[START Supplied information]

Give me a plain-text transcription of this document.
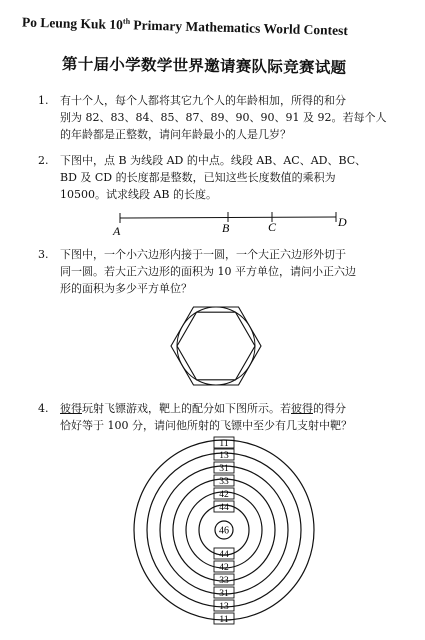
Po Leung Kuk 10th Primary Mathematics World Contest
第十届小学数学世界邀请赛队际竞赛试题
1. 有十个人，每个人都将其它九个人的年龄相加，所得的和分
别为 82、83、84、85、87、89、90、90、91 及 92。若每个人
的年龄都是正整数，请问年龄最小的人是几岁？
2. 下图中，点 B 为线段 AD 的中点。线段 AB、AC、AD、BC、
BD 及 CD 的长度都是整数，已知这些长度数值的乘积为
10500。试求线段 AB 的长度。
A	B	C	D
3. 下图中，一个小六边形内接于一圆，一个大正六边形外切于
同一圆。若大正六边形的面积为 10 平方单位，请问小正六边
形的面积为多少平方单位？
4. 彼得玩射飞镖游戏，靶上的配分如下图所示。若彼得的得分
恰好等于 100 分，请问他所射的飞镖中至少有几支射中靶？
11
13
31
33
42
44
46
44
42
33
31
13
11
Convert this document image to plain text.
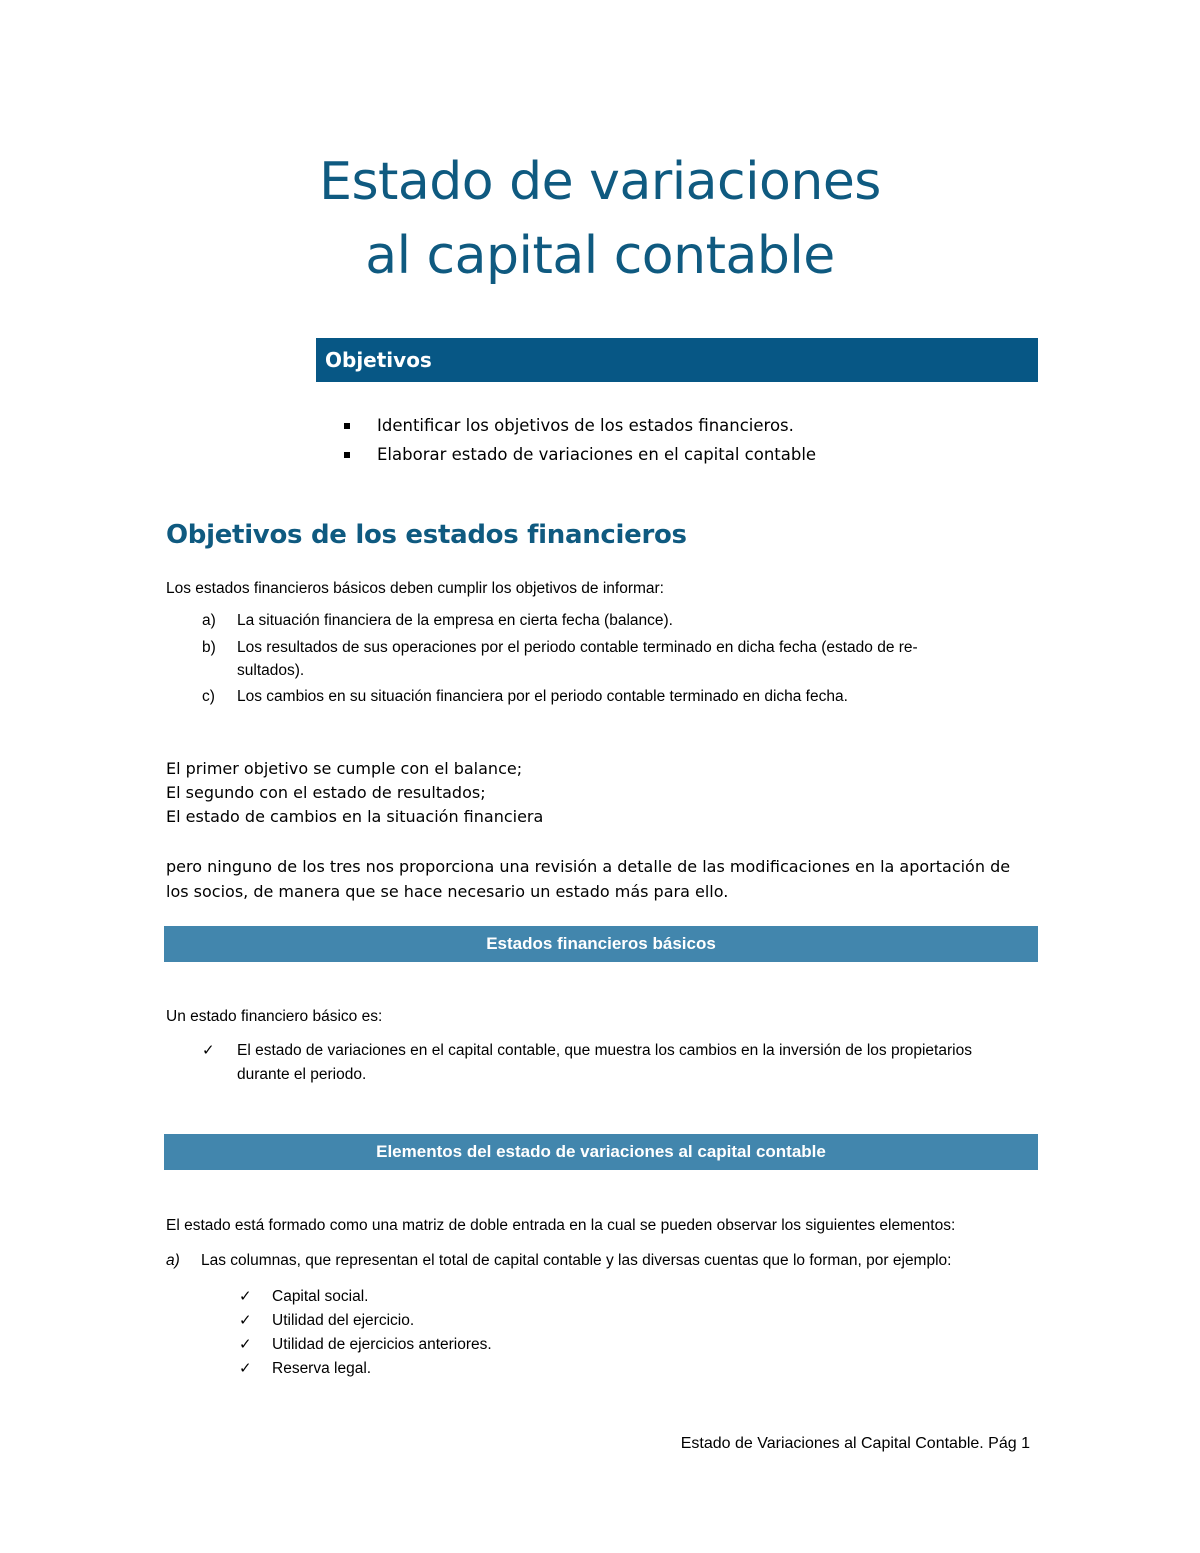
Estado de variaciones
al capital contable
Objetivos
Identificar los objetivos de los estados financieros.
Elaborar estado de variaciones en el capital contable
Objetivos de los estados financieros
Los estados financieros básicos deben cumplir los objetivos de informar:
a) La situación financiera de la empresa en cierta fecha (balance).
b) Los resultados de sus operaciones por el periodo contable terminado en dicha fecha (estado de re-
sultados).
c) Los cambios en su situación financiera por el periodo contable terminado en dicha fecha.
El primer objetivo se cumple con el balance;
El segundo con el estado de resultados;
El estado de cambios en la situación financiera
pero ninguno de los tres nos proporciona una revisión a detalle de las modificaciones en la aportación de
los socios, de manera que se hace necesario un estado más para ello.
Estados financieros básicos
Un estado financiero básico es:
✓ El estado de variaciones en el capital contable, que muestra los cambios en la inversión de los propietarios
durante el periodo.
Elementos del estado de variaciones al capital contable
El estado está formado como una matriz de doble entrada en la cual se pueden observar los siguientes elementos:
a) Las columnas, que representan el total de capital contable y las diversas cuentas que lo forman, por ejemplo:
✓ Capital social.
✓ Utilidad del ejercicio.
✓ Utilidad de ejercicios anteriores.
✓ Reserva legal.
Estado de Variaciones al Capital Contable. Pág 1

[END Supplied information]

## Objective
Scan the material and collect every line that contains "financieros".

## Correct result
Identificar los objetivos de los estados financieros.
Objetivos de los estados financieros
Los estados financieros básicos deben cumplir los objetivos de informar:
Estados financieros básicos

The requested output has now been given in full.